_Work instructions_: From the listing below, pull out every line where the string "style" appears.

_Records to process_:
>>>
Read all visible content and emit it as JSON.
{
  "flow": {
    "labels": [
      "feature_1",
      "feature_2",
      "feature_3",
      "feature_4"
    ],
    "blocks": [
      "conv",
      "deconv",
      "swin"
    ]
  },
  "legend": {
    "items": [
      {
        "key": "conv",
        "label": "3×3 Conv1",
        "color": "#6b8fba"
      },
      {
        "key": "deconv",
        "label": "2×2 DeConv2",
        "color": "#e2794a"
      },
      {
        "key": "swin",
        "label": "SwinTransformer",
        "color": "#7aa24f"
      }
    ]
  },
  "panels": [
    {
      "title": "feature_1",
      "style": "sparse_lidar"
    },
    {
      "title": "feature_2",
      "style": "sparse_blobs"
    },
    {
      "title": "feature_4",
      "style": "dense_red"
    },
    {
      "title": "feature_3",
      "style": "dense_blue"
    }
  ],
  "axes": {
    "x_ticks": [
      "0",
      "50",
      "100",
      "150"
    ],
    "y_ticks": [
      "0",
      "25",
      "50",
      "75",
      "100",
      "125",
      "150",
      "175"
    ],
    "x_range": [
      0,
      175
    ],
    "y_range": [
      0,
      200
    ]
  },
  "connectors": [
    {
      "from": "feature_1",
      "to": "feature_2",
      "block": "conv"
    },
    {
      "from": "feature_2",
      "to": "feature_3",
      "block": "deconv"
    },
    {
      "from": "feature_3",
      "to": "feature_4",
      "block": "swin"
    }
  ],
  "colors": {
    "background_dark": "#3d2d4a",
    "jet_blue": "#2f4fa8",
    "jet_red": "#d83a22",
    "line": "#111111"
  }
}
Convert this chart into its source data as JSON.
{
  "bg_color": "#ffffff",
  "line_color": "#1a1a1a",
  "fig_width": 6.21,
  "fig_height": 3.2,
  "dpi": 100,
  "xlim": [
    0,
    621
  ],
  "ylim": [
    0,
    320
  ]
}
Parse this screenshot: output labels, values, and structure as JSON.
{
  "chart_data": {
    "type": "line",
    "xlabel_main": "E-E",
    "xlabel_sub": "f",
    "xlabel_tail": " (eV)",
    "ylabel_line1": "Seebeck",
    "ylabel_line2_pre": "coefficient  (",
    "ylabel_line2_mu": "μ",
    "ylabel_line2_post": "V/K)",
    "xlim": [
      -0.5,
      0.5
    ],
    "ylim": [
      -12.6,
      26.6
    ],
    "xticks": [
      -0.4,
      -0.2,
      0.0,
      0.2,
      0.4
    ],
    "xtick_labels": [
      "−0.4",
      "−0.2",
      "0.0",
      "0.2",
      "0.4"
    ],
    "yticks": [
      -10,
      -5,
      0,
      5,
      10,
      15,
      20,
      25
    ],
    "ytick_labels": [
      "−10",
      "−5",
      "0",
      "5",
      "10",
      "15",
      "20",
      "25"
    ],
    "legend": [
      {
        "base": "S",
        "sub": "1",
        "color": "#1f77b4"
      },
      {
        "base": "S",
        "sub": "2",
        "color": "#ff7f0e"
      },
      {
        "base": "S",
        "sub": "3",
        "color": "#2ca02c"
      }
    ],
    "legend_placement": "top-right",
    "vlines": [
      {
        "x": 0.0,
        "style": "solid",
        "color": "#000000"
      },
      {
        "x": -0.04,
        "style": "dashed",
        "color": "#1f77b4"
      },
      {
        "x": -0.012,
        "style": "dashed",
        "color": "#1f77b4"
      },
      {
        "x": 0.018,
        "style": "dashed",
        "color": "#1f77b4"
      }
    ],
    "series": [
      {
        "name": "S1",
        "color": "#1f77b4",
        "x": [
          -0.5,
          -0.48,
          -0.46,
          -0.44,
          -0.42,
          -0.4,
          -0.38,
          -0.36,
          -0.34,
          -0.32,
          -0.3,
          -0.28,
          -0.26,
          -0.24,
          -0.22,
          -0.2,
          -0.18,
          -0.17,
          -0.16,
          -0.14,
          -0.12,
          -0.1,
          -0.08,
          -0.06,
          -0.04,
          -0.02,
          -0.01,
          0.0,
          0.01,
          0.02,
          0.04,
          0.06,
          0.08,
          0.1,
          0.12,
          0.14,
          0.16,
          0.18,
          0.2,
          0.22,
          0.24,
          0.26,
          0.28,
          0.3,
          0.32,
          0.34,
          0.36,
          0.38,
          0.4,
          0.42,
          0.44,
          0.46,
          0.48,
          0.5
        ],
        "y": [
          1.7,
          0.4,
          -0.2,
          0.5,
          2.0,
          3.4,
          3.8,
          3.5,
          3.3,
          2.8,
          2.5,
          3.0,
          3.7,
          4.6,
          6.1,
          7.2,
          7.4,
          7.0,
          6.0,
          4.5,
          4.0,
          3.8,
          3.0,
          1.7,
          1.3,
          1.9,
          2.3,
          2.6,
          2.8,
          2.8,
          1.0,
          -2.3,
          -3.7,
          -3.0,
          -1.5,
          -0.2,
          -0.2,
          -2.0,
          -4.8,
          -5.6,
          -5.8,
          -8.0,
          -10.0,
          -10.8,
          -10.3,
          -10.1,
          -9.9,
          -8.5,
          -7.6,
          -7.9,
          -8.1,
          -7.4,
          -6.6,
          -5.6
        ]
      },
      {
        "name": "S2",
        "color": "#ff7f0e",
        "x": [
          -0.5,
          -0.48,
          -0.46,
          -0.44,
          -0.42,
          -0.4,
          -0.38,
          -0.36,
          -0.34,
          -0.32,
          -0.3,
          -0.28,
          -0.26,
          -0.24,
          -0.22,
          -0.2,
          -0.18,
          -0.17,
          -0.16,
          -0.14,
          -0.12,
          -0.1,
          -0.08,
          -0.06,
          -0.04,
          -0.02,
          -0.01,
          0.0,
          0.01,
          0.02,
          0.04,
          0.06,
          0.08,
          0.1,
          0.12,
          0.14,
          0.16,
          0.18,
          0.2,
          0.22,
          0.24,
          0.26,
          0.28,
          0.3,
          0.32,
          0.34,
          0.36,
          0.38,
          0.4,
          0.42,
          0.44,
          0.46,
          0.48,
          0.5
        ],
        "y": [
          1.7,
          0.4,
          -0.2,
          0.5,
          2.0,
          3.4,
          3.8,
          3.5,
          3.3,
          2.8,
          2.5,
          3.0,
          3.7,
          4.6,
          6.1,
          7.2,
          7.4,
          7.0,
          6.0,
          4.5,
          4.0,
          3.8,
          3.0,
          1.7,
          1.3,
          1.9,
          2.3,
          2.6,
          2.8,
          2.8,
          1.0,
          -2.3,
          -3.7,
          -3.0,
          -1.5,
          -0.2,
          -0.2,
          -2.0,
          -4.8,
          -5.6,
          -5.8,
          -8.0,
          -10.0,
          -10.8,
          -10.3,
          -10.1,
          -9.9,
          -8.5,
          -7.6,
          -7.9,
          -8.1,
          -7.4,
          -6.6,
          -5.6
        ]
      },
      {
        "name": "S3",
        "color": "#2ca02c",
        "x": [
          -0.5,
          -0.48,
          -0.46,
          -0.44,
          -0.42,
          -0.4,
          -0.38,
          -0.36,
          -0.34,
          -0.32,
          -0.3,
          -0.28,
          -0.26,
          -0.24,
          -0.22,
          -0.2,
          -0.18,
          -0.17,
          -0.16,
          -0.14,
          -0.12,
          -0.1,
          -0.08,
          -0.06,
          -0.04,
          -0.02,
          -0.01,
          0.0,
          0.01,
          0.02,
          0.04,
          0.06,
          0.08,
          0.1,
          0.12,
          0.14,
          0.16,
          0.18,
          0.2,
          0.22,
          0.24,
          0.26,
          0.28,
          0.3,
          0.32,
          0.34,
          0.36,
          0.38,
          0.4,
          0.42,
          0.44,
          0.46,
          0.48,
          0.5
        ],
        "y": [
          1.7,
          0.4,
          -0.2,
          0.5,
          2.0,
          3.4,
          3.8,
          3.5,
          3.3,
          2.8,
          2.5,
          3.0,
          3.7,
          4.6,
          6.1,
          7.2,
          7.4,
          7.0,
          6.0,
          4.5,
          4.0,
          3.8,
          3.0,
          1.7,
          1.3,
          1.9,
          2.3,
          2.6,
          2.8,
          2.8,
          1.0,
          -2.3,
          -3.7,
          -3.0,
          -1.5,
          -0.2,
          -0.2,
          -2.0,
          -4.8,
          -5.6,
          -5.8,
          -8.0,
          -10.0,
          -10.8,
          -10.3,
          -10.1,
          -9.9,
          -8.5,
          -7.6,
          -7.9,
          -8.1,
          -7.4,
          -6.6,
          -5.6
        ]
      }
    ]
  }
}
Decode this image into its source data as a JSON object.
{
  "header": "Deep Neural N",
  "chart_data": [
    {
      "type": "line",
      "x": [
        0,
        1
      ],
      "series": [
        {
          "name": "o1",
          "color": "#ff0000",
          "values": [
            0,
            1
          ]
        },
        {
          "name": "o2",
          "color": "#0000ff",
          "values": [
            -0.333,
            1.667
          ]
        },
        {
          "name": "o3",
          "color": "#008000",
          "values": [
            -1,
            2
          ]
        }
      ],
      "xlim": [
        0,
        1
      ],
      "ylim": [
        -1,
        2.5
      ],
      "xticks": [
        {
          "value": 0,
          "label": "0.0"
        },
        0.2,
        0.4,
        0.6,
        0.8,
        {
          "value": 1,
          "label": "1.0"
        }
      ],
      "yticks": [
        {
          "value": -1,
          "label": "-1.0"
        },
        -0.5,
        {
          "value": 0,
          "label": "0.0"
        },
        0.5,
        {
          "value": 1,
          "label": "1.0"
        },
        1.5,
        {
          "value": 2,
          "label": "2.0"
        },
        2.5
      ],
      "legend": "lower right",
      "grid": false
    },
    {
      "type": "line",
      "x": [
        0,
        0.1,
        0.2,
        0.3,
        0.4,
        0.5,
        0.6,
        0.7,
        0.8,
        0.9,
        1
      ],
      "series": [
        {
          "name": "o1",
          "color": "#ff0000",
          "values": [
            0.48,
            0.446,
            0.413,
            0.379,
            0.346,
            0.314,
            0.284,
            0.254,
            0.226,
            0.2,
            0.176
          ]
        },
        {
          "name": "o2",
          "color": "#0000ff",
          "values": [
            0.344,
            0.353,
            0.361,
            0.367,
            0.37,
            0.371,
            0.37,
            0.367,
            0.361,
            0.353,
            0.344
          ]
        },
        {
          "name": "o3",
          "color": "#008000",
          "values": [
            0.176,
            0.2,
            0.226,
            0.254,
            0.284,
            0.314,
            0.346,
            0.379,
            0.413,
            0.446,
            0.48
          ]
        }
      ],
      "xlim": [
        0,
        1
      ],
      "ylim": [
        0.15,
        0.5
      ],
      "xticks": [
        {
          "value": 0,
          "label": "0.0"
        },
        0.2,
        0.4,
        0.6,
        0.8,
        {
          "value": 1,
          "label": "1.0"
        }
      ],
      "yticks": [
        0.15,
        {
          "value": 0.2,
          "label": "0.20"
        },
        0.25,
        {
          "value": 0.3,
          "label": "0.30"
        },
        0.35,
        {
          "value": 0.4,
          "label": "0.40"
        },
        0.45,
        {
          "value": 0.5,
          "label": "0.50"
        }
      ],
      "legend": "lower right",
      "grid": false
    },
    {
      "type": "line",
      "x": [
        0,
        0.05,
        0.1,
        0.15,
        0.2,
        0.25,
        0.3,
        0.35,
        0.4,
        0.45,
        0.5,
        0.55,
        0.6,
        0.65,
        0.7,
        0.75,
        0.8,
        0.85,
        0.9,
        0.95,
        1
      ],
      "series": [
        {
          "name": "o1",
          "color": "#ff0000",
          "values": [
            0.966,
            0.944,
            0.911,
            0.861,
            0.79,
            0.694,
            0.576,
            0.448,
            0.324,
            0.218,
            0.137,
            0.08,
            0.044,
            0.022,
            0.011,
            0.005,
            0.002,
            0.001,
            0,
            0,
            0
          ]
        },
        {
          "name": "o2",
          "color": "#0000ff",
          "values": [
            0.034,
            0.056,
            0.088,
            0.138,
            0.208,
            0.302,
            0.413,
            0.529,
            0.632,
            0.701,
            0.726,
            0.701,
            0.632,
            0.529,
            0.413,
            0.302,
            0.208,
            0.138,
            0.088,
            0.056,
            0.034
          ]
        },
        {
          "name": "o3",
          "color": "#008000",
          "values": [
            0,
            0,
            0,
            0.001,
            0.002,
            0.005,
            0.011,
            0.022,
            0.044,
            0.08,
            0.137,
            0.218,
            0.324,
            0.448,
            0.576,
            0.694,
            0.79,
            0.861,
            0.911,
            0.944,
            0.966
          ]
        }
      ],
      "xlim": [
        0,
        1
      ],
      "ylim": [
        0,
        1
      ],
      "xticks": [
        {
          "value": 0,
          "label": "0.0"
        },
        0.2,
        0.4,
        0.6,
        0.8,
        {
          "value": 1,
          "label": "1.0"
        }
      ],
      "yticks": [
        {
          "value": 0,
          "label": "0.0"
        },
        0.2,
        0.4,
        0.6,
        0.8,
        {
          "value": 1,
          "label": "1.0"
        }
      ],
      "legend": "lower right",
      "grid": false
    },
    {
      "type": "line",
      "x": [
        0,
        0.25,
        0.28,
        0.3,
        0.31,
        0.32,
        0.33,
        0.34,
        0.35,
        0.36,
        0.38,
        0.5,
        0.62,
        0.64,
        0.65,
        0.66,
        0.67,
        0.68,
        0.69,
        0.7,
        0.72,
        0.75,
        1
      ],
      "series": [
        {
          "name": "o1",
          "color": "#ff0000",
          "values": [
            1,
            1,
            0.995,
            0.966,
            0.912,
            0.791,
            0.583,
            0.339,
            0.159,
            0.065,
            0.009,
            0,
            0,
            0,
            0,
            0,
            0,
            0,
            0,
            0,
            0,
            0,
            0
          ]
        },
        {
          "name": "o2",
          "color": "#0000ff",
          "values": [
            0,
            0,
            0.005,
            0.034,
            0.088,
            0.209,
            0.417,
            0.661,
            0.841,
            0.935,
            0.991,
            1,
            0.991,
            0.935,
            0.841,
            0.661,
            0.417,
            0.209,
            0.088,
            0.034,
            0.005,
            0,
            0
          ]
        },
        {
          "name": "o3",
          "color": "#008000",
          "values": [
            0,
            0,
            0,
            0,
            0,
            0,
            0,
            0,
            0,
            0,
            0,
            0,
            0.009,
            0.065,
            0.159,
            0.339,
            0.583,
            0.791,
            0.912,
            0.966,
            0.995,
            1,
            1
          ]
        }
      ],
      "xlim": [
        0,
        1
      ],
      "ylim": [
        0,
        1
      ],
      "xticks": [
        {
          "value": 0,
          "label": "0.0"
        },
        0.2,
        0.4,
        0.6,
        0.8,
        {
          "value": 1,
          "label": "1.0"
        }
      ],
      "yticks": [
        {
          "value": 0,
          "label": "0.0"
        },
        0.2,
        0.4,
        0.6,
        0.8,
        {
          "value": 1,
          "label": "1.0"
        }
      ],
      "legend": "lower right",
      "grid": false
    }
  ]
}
<<<
_Problem solution_:
      "style": "sparse_lidar"
      "style": "sparse_blobs"
      "style": "dense_red"
      "style": "dense_blue"
        "style": "solid",
        "style": "dashed",
        "style": "dashed",
        "style": "dashed",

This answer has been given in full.